INSTRUCTION:
All the data should come back exactly as it was given.

Data entries for graphics:
# # # #
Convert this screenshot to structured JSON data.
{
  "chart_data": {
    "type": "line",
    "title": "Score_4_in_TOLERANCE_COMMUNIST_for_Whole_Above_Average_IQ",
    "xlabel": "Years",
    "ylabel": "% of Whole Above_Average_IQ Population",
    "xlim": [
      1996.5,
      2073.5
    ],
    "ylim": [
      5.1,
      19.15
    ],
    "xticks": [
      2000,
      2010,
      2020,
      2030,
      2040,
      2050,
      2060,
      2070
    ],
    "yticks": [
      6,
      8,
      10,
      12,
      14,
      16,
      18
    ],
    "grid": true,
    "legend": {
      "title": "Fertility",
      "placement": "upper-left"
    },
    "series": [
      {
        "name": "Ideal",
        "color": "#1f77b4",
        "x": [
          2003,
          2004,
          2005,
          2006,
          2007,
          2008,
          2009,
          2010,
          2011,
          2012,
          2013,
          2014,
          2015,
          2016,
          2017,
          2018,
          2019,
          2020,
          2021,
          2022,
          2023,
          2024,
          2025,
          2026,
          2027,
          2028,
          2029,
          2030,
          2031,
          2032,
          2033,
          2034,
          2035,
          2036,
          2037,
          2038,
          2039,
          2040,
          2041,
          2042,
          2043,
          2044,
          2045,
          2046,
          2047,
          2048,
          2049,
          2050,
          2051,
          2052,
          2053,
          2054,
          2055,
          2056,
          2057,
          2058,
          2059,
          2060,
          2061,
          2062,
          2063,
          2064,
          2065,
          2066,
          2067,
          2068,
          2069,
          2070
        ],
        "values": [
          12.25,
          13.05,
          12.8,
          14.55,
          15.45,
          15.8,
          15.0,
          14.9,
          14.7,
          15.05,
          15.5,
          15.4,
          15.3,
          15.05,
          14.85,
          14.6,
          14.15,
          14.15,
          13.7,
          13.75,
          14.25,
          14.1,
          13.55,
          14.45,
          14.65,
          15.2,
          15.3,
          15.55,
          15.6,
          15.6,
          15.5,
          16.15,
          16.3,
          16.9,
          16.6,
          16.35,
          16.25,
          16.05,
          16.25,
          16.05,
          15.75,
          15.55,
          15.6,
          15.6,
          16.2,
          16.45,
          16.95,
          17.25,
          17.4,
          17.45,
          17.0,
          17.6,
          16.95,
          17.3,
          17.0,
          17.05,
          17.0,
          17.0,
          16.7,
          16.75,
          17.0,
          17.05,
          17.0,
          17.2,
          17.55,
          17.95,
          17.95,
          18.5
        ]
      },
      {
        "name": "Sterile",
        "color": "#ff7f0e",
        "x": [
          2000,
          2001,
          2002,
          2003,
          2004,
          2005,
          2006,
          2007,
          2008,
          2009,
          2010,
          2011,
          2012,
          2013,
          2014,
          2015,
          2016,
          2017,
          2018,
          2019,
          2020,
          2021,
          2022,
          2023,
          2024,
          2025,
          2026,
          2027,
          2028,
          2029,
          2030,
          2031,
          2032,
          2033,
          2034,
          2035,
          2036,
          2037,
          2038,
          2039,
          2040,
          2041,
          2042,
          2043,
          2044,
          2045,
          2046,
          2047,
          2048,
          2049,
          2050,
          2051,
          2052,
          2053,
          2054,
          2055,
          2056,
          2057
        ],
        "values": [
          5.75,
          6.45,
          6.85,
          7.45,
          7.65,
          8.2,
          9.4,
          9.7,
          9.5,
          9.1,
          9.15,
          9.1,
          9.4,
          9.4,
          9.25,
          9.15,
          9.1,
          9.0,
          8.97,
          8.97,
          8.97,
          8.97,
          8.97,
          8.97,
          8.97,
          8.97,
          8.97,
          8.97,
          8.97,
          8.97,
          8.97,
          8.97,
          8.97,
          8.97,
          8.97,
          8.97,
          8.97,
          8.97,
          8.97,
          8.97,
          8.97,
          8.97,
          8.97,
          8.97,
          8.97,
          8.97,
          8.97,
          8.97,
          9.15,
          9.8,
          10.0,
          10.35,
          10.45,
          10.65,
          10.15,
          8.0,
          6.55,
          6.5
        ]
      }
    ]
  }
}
# # # #
ANSWER TO THE PROBLEM:
Convert this screenshot to structured JSON data.
{
  "chart_data": {
    "type": "line",
    "title": "Score_4_in_TOLERANCE_COMMUNIST_for_Whole_Above_Average_IQ",
    "xlabel": "Years",
    "ylabel": "% of Whole Above_Average_IQ Population",
    "xlim": [
      1996.5,
      2073.5
    ],
    "ylim": [
      5.1,
      19.15
    ],
    "xticks": [
      2000,
      2010,
      2020,
      2030,
      2040,
      2050,
      2060,
      2070
    ],
    "yticks": [
      6,
      8,
      10,
      12,
      14,
      16,
      18
    ],
    "grid": true,
    "legend": {
      "title": "Fertility",
      "placement": "upper-left"
    },
    "series": [
      {
        "name": "Ideal",
        "color": "#1f77b4",
        "x": [
          2003,
          2004,
          2005,
          2006,
          2007,
          2008,
          2009,
          2010,
          2011,
          2012,
          2013,
          2014,
          2015,
          2016,
          2017,
          2018,
          2019,
          2020,
          2021,
          2022,
          2023,
          2024,
          2025,
          2026,
          2027,
          2028,
          2029,
          2030,
          2031,
          2032,
          2033,
          2034,
          2035,
          2036,
          2037,
          2038,
          2039,
          2040,
          2041,
          2042,
          2043,
          2044,
          2045,
          2046,
          2047,
          2048,
          2049,
          2050,
          2051,
          2052,
          2053,
          2054,
          2055,
          2056,
          2057,
          2058,
          2059,
          2060,
          2061,
          2062,
          2063,
          2064,
          2065,
          2066,
          2067,
          2068,
          2069,
          2070
        ],
        "values": [
          12.25,
          13.05,
          12.8,
          14.55,
          15.45,
          15.8,
          15.0,
          14.9,
          14.7,
          15.05,
          15.5,
          15.4,
          15.3,
          15.05,
          14.85,
          14.6,
          14.15,
          14.15,
          13.7,
          13.75,
          14.25,
          14.1,
          13.55,
          14.45,
          14.65,
          15.2,
          15.3,
          15.55,
          15.6,
          15.6,
          15.5,
          16.15,
          16.3,
          16.9,
          16.6,
          16.35,
          16.25,
          16.05,
          16.25,
          16.05,
          15.75,
          15.55,
          15.6,
          15.6,
          16.2,
          16.45,
          16.95,
          17.25,
          17.4,
          17.45,
          17.0,
          17.6,
          16.95,
          17.3,
          17.0,
          17.05,
          17.0,
          17.0,
          16.7,
          16.75,
          17.0,
          17.05,
          17.0,
          17.2,
          17.55,
          17.95,
          17.95,
          18.5
        ]
      },
      {
        "name": "Sterile",
        "color": "#ff7f0e",
        "x": [
          2000,
          2001,
          2002,
          2003,
          2004,
          2005,
          2006,
          2007,
          2008,
          2009,
          2010,
          2011,
          2012,
          2013,
          2014,
          2015,
          2016,
          2017,
          2018,
          2019,
          2020,
          2021,
          2022,
          2023,
          2024,
          2025,
          2026,
          2027,
          2028,
          2029,
          2030,
          2031,
          2032,
          2033,
          2034,
          2035,
          2036,
          2037,
          2038,
          2039,
          2040,
          2041,
          2042,
          2043,
          2044,
          2045,
          2046,
          2047,
          2048,
          2049,
          2050,
          2051,
          2052,
          2053,
          2054,
          2055,
          2056,
          2057
        ],
        "values": [
          5.75,
          6.45,
          6.85,
          7.45,
          7.65,
          8.2,
          9.4,
          9.7,
          9.5,
          9.1,
          9.15,
          9.1,
          9.4,
          9.4,
          9.25,
          9.15,
          9.1,
          9.0,
          8.97,
          8.97,
          8.97,
          8.97,
          8.97,
          8.97,
          8.97,
          8.97,
          8.97,
          8.97,
          8.97,
          8.97,
          8.97,
          8.97,
          8.97,
          8.97,
          8.97,
          8.97,
          8.97,
          8.97,
          8.97,
          8.97,
          8.97,
          8.97,
          8.97,
          8.97,
          8.97,
          8.97,
          8.97,
          8.97,
          9.15,
          9.8,
          10.0,
          10.35,
          10.45,
          10.65,
          10.15,
          8.0,
          6.55,
          6.5
        ]
      }
    ]
  }
}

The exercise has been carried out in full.